#### PROBLEM SET:
a – Reproduce the part of the car show forum thread starting with "QUE ONDA ERNIE" and going on through "(Mar 29, 2007)".
b – Translate this sentence from the car show forum thread into Spanish: "You should have brought your honda!!!"

I agree on the music. I asked the dj to play some oldschool, I even told him I had some cd's in da car??? Yeah VICS'79 we even had a trophy left over for best euro. You should have brought your honda!!!


----------



## VICS'79 (Jun 23, 2004)

> _Originally posted by slimjezzy_@May 21 2007, 10:03 AM~7946907
> *I agree on the music. I asked the dj to play some oldschool, I even told him I had some cd's in da car??? Yeah VICS'79 we even had a trophy left over for best euro. You should have brought your honda!!!
> *


  DAMN I ASKED GARY TOO :biggrin: I WOULD OF THREW ON THE SPOKES AND ENTERD IT IN...GOT THE GOLD EMBLEMS AND THE WOOD GRAIN UP IN THE INTERIOR :biggrin:


----------



## VICS'79 (Jun 23, 2004)

:0 :0 :0 

Members: VICS'79, *RagTreySS*


QUE ONDA ERNIE  GOOD SHOW BRO. I LIKED IT, BUNCH OF HOMIE KICKIN IT HAVING A GOOD TIME  ...PERO I'M MAD GUEY...YOU SAID THERE WOULD BE FREE HOTS DOGS :angry: (Y SALGAS CON TUS COSAS DE JOTOLIN) :uh:


----------



## Suprementertainmen (Mar 29, 2007)

#### SOURCE MATERIAL:
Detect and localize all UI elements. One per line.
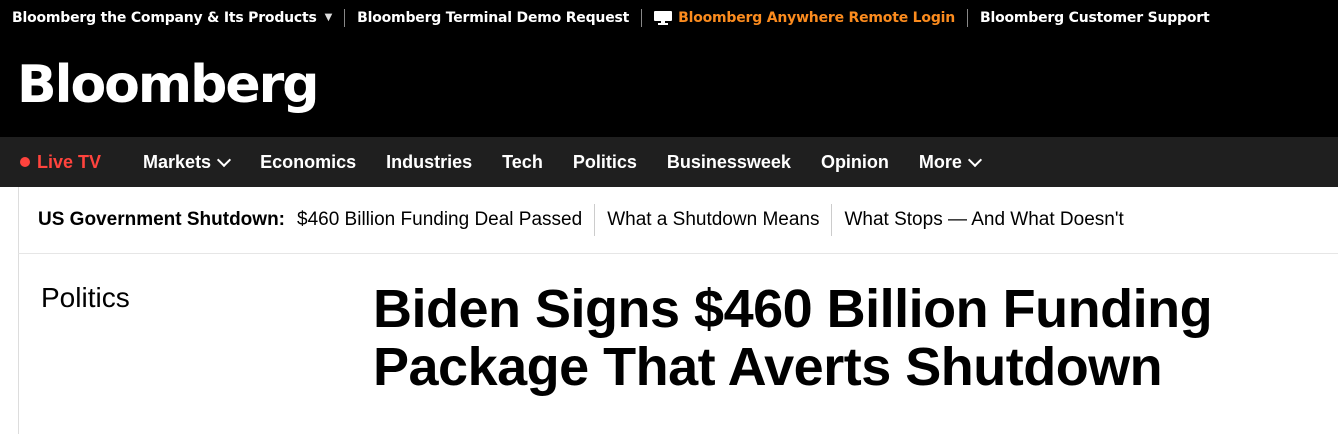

#### RESPONSES IN ORDER:
a –
QUE ONDA ERNIE  GOOD SHOW BRO. I LIKED IT, BUNCH OF HOMIE KICKIN IT HAVING A GOOD TIME  ...PERO I'M MAD GUEY...YOU SAID THERE WOULD BE FREE HOTS DOGS :angry: (Y SALGAS CON TUS COSAS DE JOTOLIN) :uh:


----------



## Suprementertainmen (Mar 29, 2007)

b – ¡¡¡Debiste haber traído tu honda!!!